Directive: Extract, exactly as written, all lines of the material below from the line that includes "Output a JSON" through its last line.

Dataset content:
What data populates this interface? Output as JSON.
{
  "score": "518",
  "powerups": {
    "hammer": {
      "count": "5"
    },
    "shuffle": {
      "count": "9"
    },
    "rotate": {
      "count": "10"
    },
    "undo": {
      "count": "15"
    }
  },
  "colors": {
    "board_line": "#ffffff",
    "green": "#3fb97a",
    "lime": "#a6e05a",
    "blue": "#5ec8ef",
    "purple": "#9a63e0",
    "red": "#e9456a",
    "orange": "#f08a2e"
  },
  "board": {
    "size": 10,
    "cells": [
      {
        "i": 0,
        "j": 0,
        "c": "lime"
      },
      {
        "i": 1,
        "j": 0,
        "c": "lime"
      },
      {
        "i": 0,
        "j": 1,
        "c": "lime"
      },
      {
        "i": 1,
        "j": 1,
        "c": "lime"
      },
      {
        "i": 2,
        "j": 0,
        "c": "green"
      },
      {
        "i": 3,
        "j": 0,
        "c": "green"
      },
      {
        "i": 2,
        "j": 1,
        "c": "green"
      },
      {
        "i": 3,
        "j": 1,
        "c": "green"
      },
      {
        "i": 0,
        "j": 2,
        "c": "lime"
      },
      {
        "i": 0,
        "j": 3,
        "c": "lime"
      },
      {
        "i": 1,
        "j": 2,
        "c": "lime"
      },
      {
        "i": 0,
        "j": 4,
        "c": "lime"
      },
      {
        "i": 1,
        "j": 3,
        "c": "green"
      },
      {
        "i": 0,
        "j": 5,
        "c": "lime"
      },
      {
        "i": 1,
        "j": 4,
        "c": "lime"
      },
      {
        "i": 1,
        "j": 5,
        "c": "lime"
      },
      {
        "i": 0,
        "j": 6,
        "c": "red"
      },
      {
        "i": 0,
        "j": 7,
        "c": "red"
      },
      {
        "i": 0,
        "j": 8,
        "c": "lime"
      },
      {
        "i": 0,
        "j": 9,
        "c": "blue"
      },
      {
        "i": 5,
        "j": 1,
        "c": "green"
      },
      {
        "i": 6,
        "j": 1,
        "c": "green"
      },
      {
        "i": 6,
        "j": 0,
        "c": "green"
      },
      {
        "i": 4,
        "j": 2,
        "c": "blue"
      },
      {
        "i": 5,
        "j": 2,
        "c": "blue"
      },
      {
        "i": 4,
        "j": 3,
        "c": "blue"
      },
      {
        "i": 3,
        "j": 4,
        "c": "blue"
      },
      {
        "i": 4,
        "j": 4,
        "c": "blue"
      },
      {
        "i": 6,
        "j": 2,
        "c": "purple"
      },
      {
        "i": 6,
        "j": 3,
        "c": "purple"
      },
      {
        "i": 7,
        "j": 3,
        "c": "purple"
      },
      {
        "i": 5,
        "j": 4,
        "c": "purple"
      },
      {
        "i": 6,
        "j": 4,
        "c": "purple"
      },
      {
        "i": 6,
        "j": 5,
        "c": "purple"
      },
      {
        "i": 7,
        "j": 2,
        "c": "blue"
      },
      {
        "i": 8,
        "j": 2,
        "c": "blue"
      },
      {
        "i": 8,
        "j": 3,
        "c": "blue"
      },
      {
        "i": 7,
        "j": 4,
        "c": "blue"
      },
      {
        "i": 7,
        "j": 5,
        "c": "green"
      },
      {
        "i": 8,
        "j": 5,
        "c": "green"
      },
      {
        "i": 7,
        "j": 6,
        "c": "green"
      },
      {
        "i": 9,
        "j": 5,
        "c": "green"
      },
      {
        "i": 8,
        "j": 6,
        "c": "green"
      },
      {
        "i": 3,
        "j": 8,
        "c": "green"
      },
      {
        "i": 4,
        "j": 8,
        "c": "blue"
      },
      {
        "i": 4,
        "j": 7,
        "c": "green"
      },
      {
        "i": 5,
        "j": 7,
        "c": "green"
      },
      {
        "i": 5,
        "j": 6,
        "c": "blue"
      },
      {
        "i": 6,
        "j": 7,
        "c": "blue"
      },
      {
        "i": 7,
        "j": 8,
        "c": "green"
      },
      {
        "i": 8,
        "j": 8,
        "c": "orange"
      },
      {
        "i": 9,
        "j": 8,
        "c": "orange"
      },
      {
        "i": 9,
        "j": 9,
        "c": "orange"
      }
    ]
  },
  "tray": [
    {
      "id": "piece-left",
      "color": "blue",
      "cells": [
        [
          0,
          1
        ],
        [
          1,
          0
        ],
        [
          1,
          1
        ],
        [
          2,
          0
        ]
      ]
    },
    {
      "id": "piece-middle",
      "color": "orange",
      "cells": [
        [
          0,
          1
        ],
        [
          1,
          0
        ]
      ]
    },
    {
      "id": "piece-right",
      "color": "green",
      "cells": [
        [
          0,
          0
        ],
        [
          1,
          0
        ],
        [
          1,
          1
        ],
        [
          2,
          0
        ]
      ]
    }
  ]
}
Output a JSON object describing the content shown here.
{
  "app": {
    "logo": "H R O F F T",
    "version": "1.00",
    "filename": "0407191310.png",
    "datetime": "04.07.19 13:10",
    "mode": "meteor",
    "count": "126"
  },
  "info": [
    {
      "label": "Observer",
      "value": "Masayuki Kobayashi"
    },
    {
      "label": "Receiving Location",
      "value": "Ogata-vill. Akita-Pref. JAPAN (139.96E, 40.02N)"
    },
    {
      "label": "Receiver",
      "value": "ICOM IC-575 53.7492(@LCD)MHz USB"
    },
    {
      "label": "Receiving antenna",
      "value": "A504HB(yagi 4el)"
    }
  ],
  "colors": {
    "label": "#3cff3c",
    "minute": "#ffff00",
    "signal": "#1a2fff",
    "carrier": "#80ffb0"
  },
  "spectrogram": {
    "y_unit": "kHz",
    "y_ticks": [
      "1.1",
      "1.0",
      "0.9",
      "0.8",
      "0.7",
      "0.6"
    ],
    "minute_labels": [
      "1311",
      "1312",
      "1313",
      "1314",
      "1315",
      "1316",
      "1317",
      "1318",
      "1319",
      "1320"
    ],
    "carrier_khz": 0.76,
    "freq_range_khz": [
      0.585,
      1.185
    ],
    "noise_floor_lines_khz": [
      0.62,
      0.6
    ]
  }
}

Correct result:
Output a JSON object describing the content shown here.
{
  "app": {
    "logo": "H R O F F T",
    "version": "1.00",
    "filename": "0407191310.png",
    "datetime": "04.07.19 13:10",
    "mode": "meteor",
    "count": "126"
  },
  "info": [
    {
      "label": "Observer",
      "value": "Masayuki Kobayashi"
    },
    {
      "label": "Receiving Location",
      "value": "Ogata-vill. Akita-Pref. JAPAN (139.96E, 40.02N)"
    },
    {
      "label": "Receiver",
      "value": "ICOM IC-575 53.7492(@LCD)MHz USB"
    },
    {
      "label": "Receiving antenna",
      "value": "A504HB(yagi 4el)"
    }
  ],
  "colors": {
    "label": "#3cff3c",
    "minute": "#ffff00",
    "signal": "#1a2fff",
    "carrier": "#80ffb0"
  },
  "spectrogram": {
    "y_unit": "kHz",
    "y_ticks": [
      "1.1",
      "1.0",
      "0.9",
      "0.8",
      "0.7",
      "0.6"
    ],
    "minute_labels": [
      "1311",
      "1312",
      "1313",
      "1314",
      "1315",
      "1316",
      "1317",
      "1318",
      "1319",
      "1320"
    ],
    "carrier_khz": 0.76,
    "freq_range_khz": [
      0.585,
      1.185
    ],
    "noise_floor_lines_khz": [
      0.62,
      0.6
    ]
  }
}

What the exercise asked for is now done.